STATED PROBLEM —
Extract every line from the records below that contains the word "Accuracy".
━━━━━ MATERIAL
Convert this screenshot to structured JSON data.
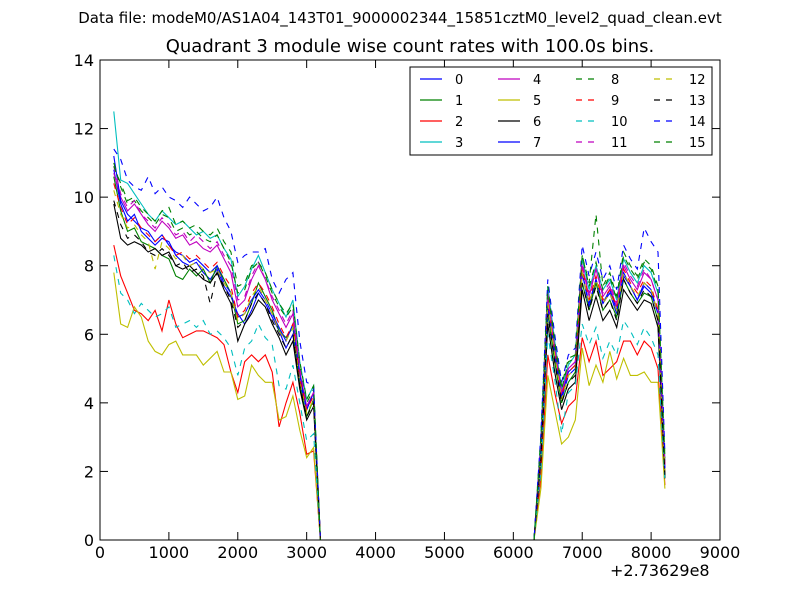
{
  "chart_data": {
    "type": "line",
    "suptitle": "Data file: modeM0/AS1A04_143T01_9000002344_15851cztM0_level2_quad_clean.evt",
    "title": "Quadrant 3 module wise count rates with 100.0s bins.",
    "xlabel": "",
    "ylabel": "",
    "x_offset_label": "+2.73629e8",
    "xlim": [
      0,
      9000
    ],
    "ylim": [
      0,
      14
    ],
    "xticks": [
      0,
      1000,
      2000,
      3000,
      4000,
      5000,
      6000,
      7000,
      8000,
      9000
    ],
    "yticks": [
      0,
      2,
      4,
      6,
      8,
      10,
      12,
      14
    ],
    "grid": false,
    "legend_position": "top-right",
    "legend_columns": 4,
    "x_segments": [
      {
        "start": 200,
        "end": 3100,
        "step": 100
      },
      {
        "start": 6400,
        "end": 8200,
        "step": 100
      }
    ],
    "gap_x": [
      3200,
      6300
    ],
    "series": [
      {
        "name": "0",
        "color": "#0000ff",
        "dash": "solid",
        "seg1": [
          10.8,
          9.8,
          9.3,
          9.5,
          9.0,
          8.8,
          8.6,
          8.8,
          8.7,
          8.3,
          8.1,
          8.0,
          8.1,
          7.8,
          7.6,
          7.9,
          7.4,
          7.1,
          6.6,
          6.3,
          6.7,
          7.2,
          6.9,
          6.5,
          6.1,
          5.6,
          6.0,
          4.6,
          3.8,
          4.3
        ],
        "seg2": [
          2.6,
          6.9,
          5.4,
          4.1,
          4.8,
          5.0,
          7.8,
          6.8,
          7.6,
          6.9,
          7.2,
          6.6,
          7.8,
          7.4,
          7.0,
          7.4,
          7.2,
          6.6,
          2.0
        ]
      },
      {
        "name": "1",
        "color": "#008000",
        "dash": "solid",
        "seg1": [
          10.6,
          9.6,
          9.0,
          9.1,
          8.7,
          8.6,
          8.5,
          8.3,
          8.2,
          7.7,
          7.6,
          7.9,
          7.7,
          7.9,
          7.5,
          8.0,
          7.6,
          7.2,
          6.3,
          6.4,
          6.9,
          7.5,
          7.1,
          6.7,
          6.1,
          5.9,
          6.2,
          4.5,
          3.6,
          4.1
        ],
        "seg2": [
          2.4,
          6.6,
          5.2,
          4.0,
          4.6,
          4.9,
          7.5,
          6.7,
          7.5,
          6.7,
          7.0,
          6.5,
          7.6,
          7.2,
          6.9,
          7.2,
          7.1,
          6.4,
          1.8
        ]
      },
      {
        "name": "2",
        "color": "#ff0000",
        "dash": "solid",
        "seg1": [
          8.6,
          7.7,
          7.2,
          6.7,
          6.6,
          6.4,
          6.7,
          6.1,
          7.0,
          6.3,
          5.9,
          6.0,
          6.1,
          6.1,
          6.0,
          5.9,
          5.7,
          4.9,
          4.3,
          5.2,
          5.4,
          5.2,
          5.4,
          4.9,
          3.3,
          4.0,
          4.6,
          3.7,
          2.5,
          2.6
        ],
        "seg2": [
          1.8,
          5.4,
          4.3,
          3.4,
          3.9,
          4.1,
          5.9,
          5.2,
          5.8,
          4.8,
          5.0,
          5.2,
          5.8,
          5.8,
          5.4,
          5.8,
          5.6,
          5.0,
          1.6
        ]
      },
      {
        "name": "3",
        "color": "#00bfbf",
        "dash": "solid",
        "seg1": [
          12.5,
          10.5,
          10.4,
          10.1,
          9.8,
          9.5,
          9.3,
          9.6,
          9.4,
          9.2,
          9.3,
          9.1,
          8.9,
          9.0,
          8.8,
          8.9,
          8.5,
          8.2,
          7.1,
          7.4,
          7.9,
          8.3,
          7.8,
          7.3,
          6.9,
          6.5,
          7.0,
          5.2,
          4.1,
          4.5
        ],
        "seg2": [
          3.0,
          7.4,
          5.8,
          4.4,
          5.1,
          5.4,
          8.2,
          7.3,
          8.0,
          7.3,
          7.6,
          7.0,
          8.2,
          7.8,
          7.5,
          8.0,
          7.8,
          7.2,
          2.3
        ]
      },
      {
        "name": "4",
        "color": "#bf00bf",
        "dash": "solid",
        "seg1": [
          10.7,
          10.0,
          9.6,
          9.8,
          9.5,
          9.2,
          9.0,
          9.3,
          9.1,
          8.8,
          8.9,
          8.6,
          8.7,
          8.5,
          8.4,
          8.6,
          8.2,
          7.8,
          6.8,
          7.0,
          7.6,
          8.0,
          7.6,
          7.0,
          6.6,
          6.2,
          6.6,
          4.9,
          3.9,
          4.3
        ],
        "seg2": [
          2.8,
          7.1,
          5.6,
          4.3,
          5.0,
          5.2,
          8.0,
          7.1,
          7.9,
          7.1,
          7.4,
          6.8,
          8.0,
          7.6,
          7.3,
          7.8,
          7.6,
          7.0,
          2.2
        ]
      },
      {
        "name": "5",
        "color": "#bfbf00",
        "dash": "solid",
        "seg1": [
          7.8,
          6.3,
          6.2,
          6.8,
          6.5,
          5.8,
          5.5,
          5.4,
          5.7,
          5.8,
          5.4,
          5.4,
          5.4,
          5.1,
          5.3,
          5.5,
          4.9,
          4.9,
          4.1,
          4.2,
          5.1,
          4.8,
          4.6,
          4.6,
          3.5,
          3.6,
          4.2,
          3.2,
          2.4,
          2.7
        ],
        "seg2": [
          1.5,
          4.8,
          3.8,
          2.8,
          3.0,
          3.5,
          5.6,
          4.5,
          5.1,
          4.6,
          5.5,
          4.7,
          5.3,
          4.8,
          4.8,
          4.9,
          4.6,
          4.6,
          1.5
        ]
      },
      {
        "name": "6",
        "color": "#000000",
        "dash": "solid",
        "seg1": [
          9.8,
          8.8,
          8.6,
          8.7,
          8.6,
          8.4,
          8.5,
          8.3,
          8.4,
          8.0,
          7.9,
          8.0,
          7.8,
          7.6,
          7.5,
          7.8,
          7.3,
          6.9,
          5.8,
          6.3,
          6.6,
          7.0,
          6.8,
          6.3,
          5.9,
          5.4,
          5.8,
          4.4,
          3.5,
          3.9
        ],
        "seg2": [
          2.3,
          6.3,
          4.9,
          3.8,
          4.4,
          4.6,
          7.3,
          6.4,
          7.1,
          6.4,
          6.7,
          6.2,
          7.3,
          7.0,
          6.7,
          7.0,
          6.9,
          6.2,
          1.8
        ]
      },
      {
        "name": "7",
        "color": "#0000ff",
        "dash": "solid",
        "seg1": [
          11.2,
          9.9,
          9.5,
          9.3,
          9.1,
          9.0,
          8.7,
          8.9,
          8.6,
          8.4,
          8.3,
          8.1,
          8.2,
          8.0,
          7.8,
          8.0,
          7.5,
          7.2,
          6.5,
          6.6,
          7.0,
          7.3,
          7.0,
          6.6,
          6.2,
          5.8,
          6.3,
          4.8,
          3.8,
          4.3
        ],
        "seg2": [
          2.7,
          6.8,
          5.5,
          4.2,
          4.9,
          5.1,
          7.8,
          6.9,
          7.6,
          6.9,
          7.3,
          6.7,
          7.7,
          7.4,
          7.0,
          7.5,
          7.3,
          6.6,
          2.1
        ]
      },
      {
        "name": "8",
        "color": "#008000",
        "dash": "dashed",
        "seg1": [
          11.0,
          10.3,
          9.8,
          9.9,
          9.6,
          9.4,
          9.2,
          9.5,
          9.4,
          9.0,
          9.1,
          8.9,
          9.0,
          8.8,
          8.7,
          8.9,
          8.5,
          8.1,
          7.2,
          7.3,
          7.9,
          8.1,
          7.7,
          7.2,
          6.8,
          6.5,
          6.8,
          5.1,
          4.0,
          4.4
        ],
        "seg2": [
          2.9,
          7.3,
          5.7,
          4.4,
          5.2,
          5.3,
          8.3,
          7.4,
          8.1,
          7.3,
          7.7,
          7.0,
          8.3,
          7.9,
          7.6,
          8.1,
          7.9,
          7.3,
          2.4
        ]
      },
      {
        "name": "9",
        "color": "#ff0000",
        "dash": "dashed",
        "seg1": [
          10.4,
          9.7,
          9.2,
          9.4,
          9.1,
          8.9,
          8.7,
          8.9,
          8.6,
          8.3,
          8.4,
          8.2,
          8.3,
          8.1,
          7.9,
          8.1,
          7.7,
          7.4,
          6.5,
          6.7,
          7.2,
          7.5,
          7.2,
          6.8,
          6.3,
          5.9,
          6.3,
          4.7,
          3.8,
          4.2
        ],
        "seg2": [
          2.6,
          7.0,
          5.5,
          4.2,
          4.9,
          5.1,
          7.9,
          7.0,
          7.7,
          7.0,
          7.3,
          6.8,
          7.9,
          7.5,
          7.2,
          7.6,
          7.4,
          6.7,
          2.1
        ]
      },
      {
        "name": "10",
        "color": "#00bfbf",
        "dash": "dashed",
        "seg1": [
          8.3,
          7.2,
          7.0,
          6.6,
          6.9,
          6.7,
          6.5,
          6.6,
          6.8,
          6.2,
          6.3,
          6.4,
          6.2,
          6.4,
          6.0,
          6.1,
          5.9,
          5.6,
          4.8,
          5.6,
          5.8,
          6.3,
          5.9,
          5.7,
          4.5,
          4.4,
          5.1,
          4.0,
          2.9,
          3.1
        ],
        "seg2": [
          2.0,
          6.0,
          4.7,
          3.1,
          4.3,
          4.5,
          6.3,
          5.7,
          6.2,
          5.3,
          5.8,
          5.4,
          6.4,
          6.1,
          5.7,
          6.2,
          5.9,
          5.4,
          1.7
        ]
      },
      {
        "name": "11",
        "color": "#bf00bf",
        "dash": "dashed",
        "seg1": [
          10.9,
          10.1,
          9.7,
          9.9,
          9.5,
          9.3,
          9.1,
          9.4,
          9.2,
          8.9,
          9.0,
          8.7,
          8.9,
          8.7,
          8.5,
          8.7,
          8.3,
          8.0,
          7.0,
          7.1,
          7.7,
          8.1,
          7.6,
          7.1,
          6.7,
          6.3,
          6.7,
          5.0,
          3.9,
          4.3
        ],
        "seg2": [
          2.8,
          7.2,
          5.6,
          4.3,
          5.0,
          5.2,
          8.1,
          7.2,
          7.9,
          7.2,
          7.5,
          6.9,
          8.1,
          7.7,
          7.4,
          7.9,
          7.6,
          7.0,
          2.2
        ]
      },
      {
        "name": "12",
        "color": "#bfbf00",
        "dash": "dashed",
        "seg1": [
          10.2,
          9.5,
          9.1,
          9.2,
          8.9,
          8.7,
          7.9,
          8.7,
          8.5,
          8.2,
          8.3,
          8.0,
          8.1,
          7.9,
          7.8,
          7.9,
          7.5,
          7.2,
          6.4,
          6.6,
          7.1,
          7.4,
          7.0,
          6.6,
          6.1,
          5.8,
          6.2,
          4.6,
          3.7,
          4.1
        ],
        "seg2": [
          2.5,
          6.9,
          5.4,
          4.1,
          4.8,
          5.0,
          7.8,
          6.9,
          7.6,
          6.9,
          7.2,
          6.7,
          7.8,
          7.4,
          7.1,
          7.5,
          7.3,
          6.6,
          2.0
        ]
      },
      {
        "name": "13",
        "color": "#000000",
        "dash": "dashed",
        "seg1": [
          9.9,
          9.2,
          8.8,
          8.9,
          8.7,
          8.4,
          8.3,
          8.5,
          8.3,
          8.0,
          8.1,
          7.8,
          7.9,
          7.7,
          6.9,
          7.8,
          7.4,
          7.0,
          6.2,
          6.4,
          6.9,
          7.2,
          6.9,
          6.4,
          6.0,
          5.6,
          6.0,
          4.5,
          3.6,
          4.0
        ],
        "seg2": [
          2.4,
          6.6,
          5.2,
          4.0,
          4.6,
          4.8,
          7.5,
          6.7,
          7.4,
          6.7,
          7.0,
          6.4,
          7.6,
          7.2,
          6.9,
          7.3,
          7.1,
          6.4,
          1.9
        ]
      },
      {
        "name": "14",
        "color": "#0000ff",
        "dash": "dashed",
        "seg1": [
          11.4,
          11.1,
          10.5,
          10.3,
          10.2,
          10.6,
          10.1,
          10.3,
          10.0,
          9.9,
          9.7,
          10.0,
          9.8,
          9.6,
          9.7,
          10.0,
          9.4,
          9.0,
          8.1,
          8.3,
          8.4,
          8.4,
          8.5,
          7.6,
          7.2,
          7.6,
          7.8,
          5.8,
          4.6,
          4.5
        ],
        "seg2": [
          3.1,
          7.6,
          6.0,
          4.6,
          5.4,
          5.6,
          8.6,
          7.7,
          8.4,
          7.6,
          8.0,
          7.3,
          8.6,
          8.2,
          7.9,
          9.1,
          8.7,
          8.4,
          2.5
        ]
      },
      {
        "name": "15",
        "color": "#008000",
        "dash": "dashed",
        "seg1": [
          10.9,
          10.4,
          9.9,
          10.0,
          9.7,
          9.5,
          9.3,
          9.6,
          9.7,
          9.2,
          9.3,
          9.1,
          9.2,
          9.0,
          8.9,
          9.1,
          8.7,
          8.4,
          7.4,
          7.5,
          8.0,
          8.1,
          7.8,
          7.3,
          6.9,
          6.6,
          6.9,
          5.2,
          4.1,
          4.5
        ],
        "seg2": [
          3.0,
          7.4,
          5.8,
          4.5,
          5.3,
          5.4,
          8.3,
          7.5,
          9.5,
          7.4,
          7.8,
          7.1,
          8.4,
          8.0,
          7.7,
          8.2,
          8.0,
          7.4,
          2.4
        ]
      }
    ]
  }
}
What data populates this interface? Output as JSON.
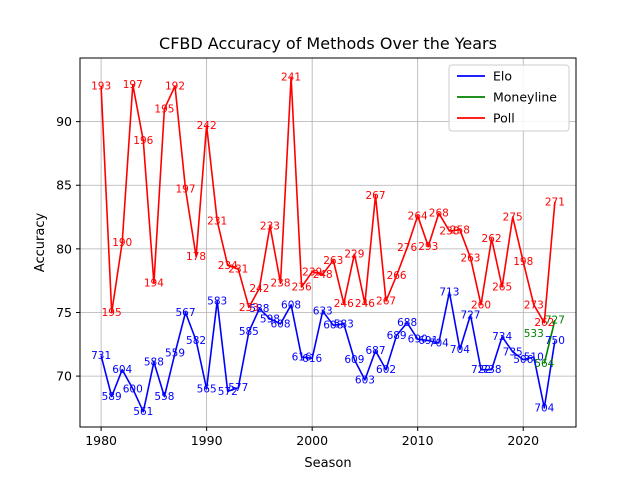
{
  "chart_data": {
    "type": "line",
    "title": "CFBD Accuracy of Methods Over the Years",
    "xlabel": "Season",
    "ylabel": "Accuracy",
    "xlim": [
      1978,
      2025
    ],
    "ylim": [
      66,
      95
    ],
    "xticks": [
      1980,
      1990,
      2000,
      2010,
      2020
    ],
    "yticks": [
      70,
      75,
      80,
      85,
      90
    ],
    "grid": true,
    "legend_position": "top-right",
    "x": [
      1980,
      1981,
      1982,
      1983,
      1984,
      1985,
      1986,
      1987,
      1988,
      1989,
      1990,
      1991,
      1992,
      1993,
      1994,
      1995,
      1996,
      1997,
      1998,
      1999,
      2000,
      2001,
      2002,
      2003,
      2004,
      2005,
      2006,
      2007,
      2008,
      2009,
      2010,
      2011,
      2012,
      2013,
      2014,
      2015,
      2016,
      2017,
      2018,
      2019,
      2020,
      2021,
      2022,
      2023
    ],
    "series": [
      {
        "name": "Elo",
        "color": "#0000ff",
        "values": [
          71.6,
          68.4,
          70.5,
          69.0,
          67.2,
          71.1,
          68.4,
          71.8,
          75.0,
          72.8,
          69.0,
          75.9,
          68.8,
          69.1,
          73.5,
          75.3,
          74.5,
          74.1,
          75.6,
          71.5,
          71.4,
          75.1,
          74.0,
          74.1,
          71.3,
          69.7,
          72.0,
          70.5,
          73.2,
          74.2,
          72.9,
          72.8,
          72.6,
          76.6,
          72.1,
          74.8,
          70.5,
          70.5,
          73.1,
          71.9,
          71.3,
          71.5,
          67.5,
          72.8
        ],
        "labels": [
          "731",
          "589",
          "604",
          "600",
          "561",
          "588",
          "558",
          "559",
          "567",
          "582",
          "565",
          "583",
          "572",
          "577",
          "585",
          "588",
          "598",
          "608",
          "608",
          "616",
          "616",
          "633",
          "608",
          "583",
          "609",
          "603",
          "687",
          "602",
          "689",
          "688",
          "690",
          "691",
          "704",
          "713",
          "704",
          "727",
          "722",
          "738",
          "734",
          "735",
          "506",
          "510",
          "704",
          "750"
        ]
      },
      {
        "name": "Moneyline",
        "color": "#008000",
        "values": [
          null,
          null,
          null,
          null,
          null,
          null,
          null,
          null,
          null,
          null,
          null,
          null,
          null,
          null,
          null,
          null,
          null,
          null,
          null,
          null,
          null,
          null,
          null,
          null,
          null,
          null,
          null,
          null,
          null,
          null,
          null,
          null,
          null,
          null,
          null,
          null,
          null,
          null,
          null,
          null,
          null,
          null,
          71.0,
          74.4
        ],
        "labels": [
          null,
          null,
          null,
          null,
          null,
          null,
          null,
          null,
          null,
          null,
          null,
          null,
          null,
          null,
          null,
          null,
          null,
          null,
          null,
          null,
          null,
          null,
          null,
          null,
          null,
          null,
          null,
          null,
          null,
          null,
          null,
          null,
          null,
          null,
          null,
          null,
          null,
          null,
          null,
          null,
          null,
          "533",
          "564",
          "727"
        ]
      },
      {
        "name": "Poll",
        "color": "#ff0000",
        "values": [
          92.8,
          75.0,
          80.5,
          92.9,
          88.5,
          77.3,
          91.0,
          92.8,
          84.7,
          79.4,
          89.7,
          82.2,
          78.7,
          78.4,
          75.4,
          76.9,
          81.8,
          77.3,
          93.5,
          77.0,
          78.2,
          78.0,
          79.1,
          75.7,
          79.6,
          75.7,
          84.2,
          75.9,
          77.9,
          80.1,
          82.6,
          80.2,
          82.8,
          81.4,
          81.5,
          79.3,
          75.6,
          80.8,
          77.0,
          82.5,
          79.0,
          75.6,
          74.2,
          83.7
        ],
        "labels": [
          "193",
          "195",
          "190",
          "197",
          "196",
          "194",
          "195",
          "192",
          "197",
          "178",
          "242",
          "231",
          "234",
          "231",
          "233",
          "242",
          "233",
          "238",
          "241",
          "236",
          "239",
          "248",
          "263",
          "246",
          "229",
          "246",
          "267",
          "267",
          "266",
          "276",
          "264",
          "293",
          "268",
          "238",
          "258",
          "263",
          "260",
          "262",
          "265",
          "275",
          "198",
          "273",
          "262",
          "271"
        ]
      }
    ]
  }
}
━━━━━━━━━━
FULL ANSWER —
    "title": "CFBD Accuracy of Methods Over the Years",
    "ylabel": "Accuracy",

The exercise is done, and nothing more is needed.